┌─ PROVIDED DATA
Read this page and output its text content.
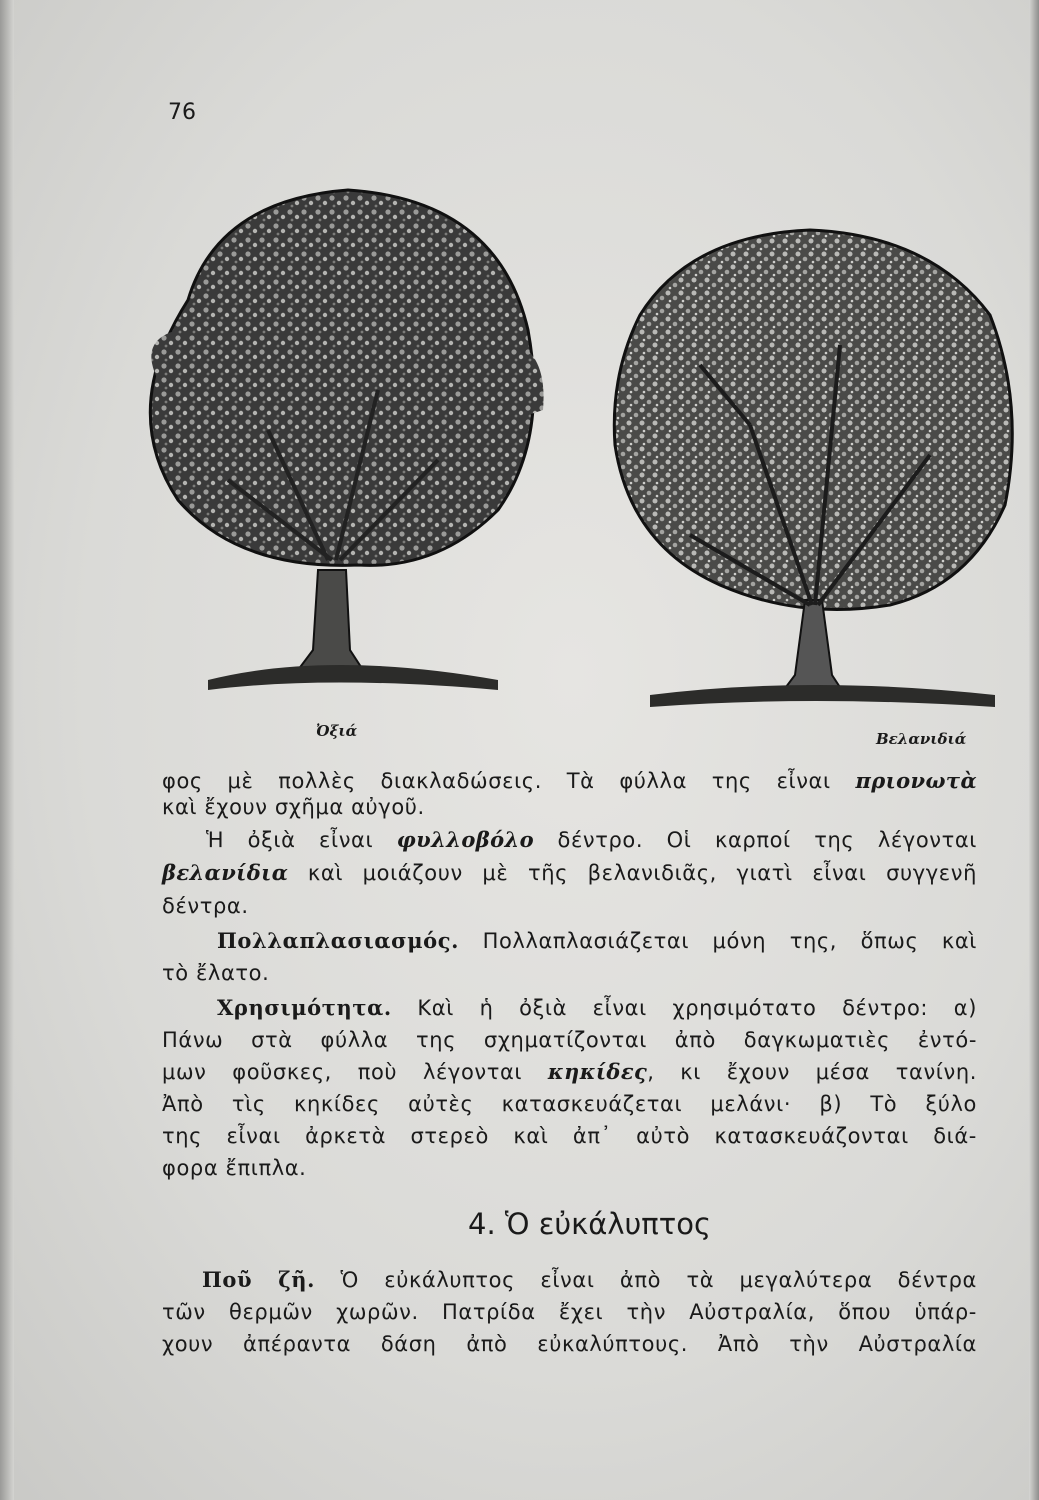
76
Ὀξιά	Βελανιδιά
φος μὲ πολλὲς διακλαδώσεις. Τὰ φύλλα της εἶναι πριονωτὰ
καὶ ἔχουν σχῆμα αὐγοῦ.
Ἡ ὀξιὰ εἶναι φυλλοβόλο δέντρο. Οἱ καρποί της λέγονται
βελανίδια καὶ μοιάζουν μὲ τῆς βελανιδιᾶς, γιατὶ εἶναι συγγενῆ
δέντρα.
Πολλαπλασιασμός. Πολλαπλασιάζεται μόνη της, ὅπως καὶ
τὸ ἔλατο.
Χρησιμότητα. Καὶ ἡ ὀξιὰ εἶναι χρησιμότατο δέντρο: α)
Πάνω στὰ φύλλα της σχηματίζονται ἀπὸ δαγκωματιὲς ἐντό-
μων φοῦσκες, ποὺ λέγονται κηκίδες, κι ἔχουν μέσα τανίνη.
Ἀπὸ τὶς κηκίδες αὐτὲς κατασκευάζεται μελάνι· β) Τὸ ξύλο
της εἶναι ἀρκετὰ στερεὸ καὶ ἀπ᾿ αὐτὸ κατασκευάζονται διά-
φορα ἔπιπλα.
4. Ὁ εὐκάλυπτος
Ποῦ ζῆ. Ὁ εὐκάλυπτος εἶναι ἀπὸ τὰ μεγαλύτερα δέντρα
τῶν θερμῶν χωρῶν. Πατρίδα ἔχει τὴν Αὐστραλία, ὅπου ὑπάρ-
χουν ἀπέραντα δάση ἀπὸ εὐκαλύπτους. Ἀπὸ τὴν Αὐστραλία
└─
--- PROMPT ---
Extract the text of all the records above verbatim, excluding pictures.

--- COMPLETED EXERCISE ---
Read this page and output its text content.
76
Ὀξιά	Βελανιδιά
φος μὲ πολλὲς διακλαδώσεις. Τὰ φύλλα της εἶναι πριονωτὰ
καὶ ἔχουν σχῆμα αὐγοῦ.
Ἡ ὀξιὰ εἶναι φυλλοβόλο δέντρο. Οἱ καρποί της λέγονται
βελανίδια καὶ μοιάζουν μὲ τῆς βελανιδιᾶς, γιατὶ εἶναι συγγενῆ
δέντρα.
Πολλαπλασιασμός. Πολλαπλασιάζεται μόνη της, ὅπως καὶ
τὸ ἔλατο.
Χρησιμότητα. Καὶ ἡ ὀξιὰ εἶναι χρησιμότατο δέντρο: α)
Πάνω στὰ φύλλα της σχηματίζονται ἀπὸ δαγκωματιὲς ἐντό-
μων φοῦσκες, ποὺ λέγονται κηκίδες, κι ἔχουν μέσα τανίνη.
Ἀπὸ τὶς κηκίδες αὐτὲς κατασκευάζεται μελάνι· β) Τὸ ξύλο
της εἶναι ἀρκετὰ στερεὸ καὶ ἀπ᾿ αὐτὸ κατασκευάζονται διά-
φορα ἔπιπλα.
4. Ὁ εὐκάλυπτος
Ποῦ ζῆ. Ὁ εὐκάλυπτος εἶναι ἀπὸ τὰ μεγαλύτερα δέντρα
τῶν θερμῶν χωρῶν. Πατρίδα ἔχει τὴν Αὐστραλία, ὅπου ὑπάρ-
χουν ἀπέραντα δάση ἀπὸ εὐκαλύπτους. Ἀπὸ τὴν Αὐστραλία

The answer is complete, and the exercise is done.